TASK GOAL:
Below is a block of data; give all of it again word for word.

>> START RECORDS FOR PROCESSING

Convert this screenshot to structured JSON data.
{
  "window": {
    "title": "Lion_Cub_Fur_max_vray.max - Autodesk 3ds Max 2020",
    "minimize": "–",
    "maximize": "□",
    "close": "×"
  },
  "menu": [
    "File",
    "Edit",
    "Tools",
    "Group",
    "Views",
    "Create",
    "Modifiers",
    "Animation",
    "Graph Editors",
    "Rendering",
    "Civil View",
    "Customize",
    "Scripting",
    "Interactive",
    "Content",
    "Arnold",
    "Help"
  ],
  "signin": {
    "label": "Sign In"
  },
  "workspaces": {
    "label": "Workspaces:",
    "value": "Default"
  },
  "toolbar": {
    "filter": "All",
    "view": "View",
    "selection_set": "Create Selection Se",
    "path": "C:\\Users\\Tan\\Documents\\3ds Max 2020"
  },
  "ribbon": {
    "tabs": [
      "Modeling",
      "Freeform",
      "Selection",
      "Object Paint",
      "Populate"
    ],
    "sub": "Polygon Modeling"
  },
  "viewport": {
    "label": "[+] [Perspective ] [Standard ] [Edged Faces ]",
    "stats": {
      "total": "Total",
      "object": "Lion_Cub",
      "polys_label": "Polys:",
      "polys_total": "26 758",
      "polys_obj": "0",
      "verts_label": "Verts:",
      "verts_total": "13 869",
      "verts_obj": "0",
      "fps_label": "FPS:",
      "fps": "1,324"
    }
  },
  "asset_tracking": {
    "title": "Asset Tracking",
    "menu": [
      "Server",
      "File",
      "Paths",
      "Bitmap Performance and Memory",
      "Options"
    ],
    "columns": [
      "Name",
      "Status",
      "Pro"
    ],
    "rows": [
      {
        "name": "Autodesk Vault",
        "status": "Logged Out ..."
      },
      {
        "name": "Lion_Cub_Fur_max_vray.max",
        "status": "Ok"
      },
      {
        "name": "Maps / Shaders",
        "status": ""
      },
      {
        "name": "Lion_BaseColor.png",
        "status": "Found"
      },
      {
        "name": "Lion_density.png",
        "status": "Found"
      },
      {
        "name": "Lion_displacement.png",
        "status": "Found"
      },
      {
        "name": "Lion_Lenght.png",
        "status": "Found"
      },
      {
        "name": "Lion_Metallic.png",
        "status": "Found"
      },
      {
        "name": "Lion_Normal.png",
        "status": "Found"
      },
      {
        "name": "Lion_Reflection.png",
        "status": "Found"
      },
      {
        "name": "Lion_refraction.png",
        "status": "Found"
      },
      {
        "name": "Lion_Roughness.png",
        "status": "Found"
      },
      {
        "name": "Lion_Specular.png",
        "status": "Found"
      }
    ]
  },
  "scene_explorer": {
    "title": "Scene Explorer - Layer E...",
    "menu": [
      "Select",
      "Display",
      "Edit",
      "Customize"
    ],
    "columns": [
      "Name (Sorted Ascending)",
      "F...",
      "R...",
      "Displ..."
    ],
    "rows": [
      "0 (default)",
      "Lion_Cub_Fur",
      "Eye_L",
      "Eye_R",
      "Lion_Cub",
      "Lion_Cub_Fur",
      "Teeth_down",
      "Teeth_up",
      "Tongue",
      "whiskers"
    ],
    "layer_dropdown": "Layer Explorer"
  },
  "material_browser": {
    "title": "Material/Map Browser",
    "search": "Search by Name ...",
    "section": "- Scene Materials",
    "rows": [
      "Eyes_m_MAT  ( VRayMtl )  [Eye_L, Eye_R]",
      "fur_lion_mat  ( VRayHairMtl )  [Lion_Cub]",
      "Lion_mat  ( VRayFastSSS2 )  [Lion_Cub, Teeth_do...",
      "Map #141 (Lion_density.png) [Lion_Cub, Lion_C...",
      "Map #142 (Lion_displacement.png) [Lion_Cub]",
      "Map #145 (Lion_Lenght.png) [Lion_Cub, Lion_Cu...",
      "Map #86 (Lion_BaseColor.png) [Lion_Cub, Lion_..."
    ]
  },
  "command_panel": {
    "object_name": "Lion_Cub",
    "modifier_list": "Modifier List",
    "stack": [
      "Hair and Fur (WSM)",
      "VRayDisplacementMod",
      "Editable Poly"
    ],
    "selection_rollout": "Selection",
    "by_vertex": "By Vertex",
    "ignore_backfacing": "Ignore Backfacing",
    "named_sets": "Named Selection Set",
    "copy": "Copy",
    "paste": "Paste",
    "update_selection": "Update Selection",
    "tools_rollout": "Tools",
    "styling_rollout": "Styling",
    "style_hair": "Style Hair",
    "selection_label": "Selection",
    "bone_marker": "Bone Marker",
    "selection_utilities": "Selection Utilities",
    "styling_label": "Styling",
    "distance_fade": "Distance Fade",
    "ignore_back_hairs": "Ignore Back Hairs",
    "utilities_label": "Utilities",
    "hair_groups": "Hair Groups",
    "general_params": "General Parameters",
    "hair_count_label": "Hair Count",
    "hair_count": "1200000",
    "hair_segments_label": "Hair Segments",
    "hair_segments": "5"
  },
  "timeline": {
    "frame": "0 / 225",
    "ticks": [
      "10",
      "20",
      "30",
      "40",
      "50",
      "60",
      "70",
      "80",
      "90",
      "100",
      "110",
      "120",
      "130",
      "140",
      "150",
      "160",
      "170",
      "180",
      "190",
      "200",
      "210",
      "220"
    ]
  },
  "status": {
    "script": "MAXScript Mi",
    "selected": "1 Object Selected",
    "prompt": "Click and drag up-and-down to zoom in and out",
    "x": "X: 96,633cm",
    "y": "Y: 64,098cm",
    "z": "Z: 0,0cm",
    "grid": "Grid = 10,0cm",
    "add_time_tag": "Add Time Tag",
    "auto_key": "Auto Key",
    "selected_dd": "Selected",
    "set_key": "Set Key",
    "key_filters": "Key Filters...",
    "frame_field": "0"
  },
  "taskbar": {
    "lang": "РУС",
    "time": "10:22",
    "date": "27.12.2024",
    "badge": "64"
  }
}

>> END RECORDS FOR PROCESSING

RESPONSE:
Convert this screenshot to structured JSON data.
{
  "window": {
    "title": "Lion_Cub_Fur_max_vray.max - Autodesk 3ds Max 2020",
    "minimize": "–",
    "maximize": "□",
    "close": "×"
  },
  "menu": [
    "File",
    "Edit",
    "Tools",
    "Group",
    "Views",
    "Create",
    "Modifiers",
    "Animation",
    "Graph Editors",
    "Rendering",
    "Civil View",
    "Customize",
    "Scripting",
    "Interactive",
    "Content",
    "Arnold",
    "Help"
  ],
  "signin": {
    "label": "Sign In"
  },
  "workspaces": {
    "label": "Workspaces:",
    "value": "Default"
  },
  "toolbar": {
    "filter": "All",
    "view": "View",
    "selection_set": "Create Selection Se",
    "path": "C:\\Users\\Tan\\Documents\\3ds Max 2020"
  },
  "ribbon": {
    "tabs": [
      "Modeling",
      "Freeform",
      "Selection",
      "Object Paint",
      "Populate"
    ],
    "sub": "Polygon Modeling"
  },
  "viewport": {
    "label": "[+] [Perspective ] [Standard ] [Edged Faces ]",
    "stats": {
      "total": "Total",
      "object": "Lion_Cub",
      "polys_label": "Polys:",
      "polys_total": "26 758",
      "polys_obj": "0",
      "verts_label": "Verts:",
      "verts_total": "13 869",
      "verts_obj": "0",
      "fps_label": "FPS:",
      "fps": "1,324"
    }
  },
  "asset_tracking": {
    "title": "Asset Tracking",
    "menu": [
      "Server",
      "File",
      "Paths",
      "Bitmap Performance and Memory",
      "Options"
    ],
    "columns": [
      "Name",
      "Status",
      "Pro"
    ],
    "rows": [
      {
        "name": "Autodesk Vault",
        "status": "Logged Out ..."
      },
      {
        "name": "Lion_Cub_Fur_max_vray.max",
        "status": "Ok"
      },
      {
        "name": "Maps / Shaders",
        "status": ""
      },
      {
        "name": "Lion_BaseColor.png",
        "status": "Found"
      },
      {
        "name": "Lion_density.png",
        "status": "Found"
      },
      {
        "name": "Lion_displacement.png",
        "status": "Found"
      },
      {
        "name": "Lion_Lenght.png",
        "status": "Found"
      },
      {
        "name": "Lion_Metallic.png",
        "status": "Found"
      },
      {
        "name": "Lion_Normal.png",
        "status": "Found"
      },
      {
        "name": "Lion_Reflection.png",
        "status": "Found"
      },
      {
        "name": "Lion_refraction.png",
        "status": "Found"
      },
      {
        "name": "Lion_Roughness.png",
        "status": "Found"
      },
      {
        "name": "Lion_Specular.png",
        "status": "Found"
      }
    ]
  },
  "scene_explorer": {
    "title": "Scene Explorer - Layer E...",
    "menu": [
      "Select",
      "Display",
      "Edit",
      "Customize"
    ],
    "columns": [
      "Name (Sorted Ascending)",
      "F...",
      "R...",
      "Displ..."
    ],
    "rows": [
      "0 (default)",
      "Lion_Cub_Fur",
      "Eye_L",
      "Eye_R",
      "Lion_Cub",
      "Lion_Cub_Fur",
      "Teeth_down",
      "Teeth_up",
      "Tongue",
      "whiskers"
    ],
    "layer_dropdown": "Layer Explorer"
  },
  "material_browser": {
    "title": "Material/Map Browser",
    "search": "Search by Name ...",
    "section": "- Scene Materials",
    "rows": [
      "Eyes_m_MAT  ( VRayMtl )  [Eye_L, Eye_R]",
      "fur_lion_mat  ( VRayHairMtl )  [Lion_Cub]",
      "Lion_mat  ( VRayFastSSS2 )  [Lion_Cub, Teeth_do...",
      "Map #141 (Lion_density.png) [Lion_Cub, Lion_C...",
      "Map #142 (Lion_displacement.png) [Lion_Cub]",
      "Map #145 (Lion_Lenght.png) [Lion_Cub, Lion_Cu...",
      "Map #86 (Lion_BaseColor.png) [Lion_Cub, Lion_..."
    ]
  },
  "command_panel": {
    "object_name": "Lion_Cub",
    "modifier_list": "Modifier List",
    "stack": [
      "Hair and Fur (WSM)",
      "VRayDisplacementMod",
      "Editable Poly"
    ],
    "selection_rollout": "Selection",
    "by_vertex": "By Vertex",
    "ignore_backfacing": "Ignore Backfacing",
    "named_sets": "Named Selection Set",
    "copy": "Copy",
    "paste": "Paste",
    "update_selection": "Update Selection",
    "tools_rollout": "Tools",
    "styling_rollout": "Styling",
    "style_hair": "Style Hair",
    "selection_label": "Selection",
    "bone_marker": "Bone Marker",
    "selection_utilities": "Selection Utilities",
    "styling_label": "Styling",
    "distance_fade": "Distance Fade",
    "ignore_back_hairs": "Ignore Back Hairs",
    "utilities_label": "Utilities",
    "hair_groups": "Hair Groups",
    "general_params": "General Parameters",
    "hair_count_label": "Hair Count",
    "hair_count": "1200000",
    "hair_segments_label": "Hair Segments",
    "hair_segments": "5"
  },
  "timeline": {
    "frame": "0 / 225",
    "ticks": [
      "10",
      "20",
      "30",
      "40",
      "50",
      "60",
      "70",
      "80",
      "90",
      "100",
      "110",
      "120",
      "130",
      "140",
      "150",
      "160",
      "170",
      "180",
      "190",
      "200",
      "210",
      "220"
    ]
  },
  "status": {
    "script": "MAXScript Mi",
    "selected": "1 Object Selected",
    "prompt": "Click and drag up-and-down to zoom in and out",
    "x": "X: 96,633cm",
    "y": "Y: 64,098cm",
    "z": "Z: 0,0cm",
    "grid": "Grid = 10,0cm",
    "add_time_tag": "Add Time Tag",
    "auto_key": "Auto Key",
    "selected_dd": "Selected",
    "set_key": "Set Key",
    "key_filters": "Key Filters...",
    "frame_field": "0"
  },
  "taskbar": {
    "lang": "РУС",
    "time": "10:22",
    "date": "27.12.2024",
    "badge": "64"
  }
}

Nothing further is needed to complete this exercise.